----- Given data

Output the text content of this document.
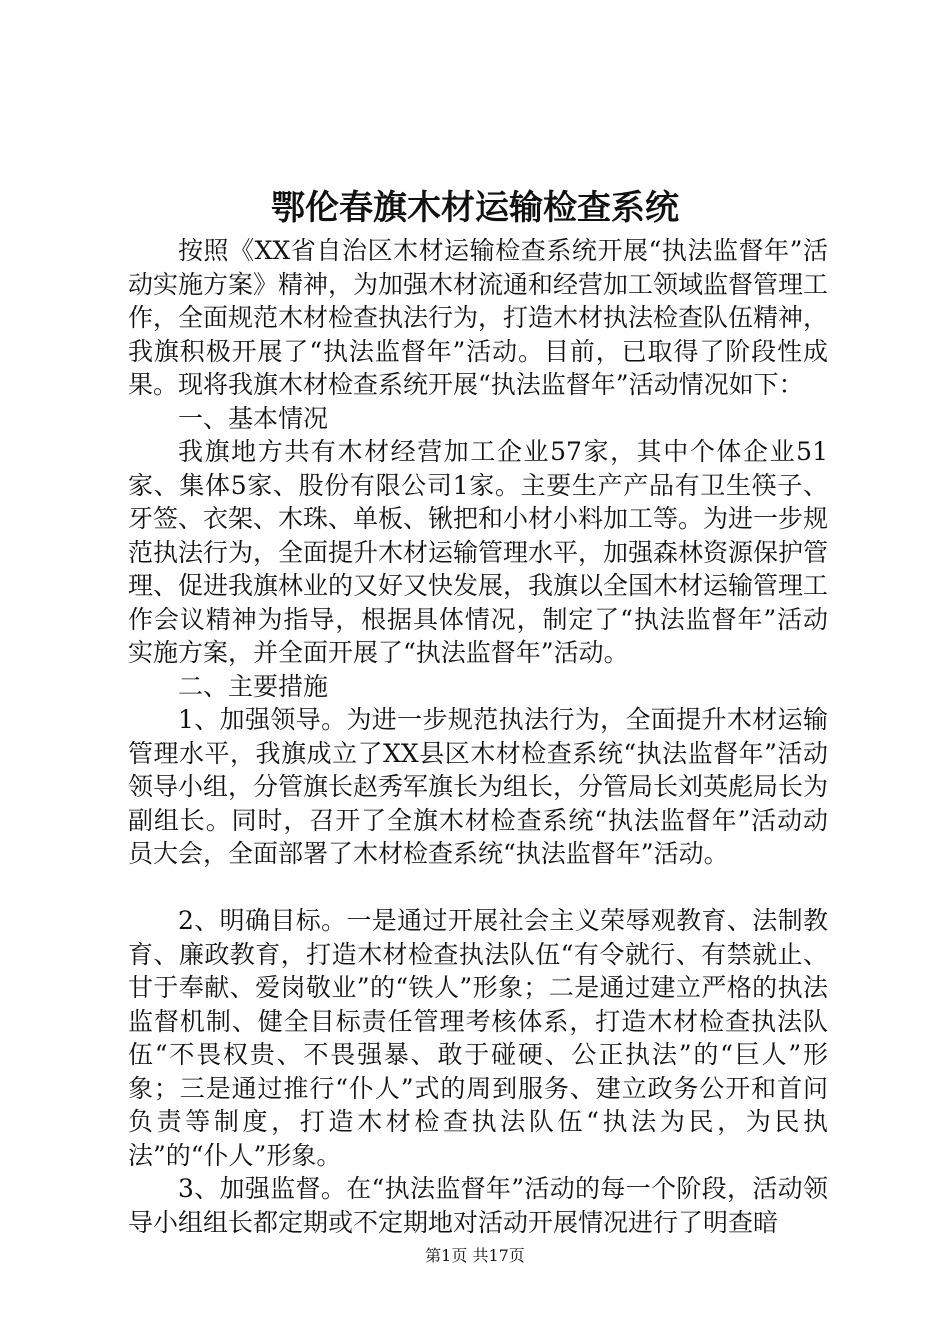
鄂伦春旗木材运输检查系统

按照《XX省自治区木材运输检查系统开展“执法监督年”活动实施方案》精神，为加强木材流通和经营加工领域监督管理工作，全面规范木材检查执法行为，打造木材执法检查队伍精神，我旗积极开展了“执法监督年”活动。目前，已取得了阶段性成果。现将我旗木材检查系统开展“执法监督年”活动情况如下：

一、基本情况

我旗地方共有木材经营加工企业57家，其中个体企业51家、集体5家、股份有限公司1家。主要生产产品有卫生筷子、牙签、衣架、木珠、单板、锹把和小材小料加工等。为进一步规范执法行为，全面提升木材运输管理水平，加强森林资源保护管理、促进我旗林业的又好又快发展，我旗以全国木材运输管理工作会议精神为指导，根据具体情况，制定了“执法监督年”活动实施方案，并全面开展了“执法监督年”活动。

二、主要措施

1、加强领导。为进一步规范执法行为，全面提升木材运输管理水平，我旗成立了XX县区木材检查系统“执法监督年”活动领导小组，分管旗长赵秀军旗长为组长，分管局长刘英彪局长为副组长。同时，召开了全旗木材检查系统“执法监督年”活动动员大会，全面部署了木材检查系统“执法监督年”活动。

2、明确目标。一是通过开展社会主义荣辱观教育、法制教育、廉政教育，打造木材检查执法队伍“有令就行、有禁就止、甘于奉献、爱岗敬业”的“铁人”形象；二是通过建立严格的执法监督机制、健全目标责任管理考核体系，打造木材检查执法队伍“不畏权贵、不畏强暴、敢于碰硬、公正执法”的“巨人”形象；三是通过推行“仆人”式的周到服务、建立政务公开和首问负责等制度，打造木材检查执法队伍“执法为民，为民执法”的“仆人”形象。

3、加强监督。在“执法监督年”活动的每一个阶段，活动领导小组组长都定期或不定期地对活动开展情况进行了明查暗

第1页 共17页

----------

Copy and report every line where the word "活动实施方案" is present.

按照《XX省自治区木材运输检查系统开展“执法监督年”活动实施方案》精神，为加强木材流通和经营加工领域监督管理工作，全面规范木材检查执法行为，打造木材执法检查队伍精神，我旗积极开展了“执法监督年”活动。目前，已取得了阶段性成果。现将我旗木材检查系统开展“执法监督年”活动情况如下：
我旗地方共有木材经营加工企业57家，其中个体企业51家、集体5家、股份有限公司1家。主要生产产品有卫生筷子、牙签、衣架、木珠、单板、锹把和小材小料加工等。为进一步规范执法行为，全面提升木材运输管理水平，加强森林资源保护管理、促进我旗林业的又好又快发展，我旗以全国木材运输管理工作会议精神为指导，根据具体情况，制定了“执法监督年”活动实施方案，并全面开展了“执法监督年”活动。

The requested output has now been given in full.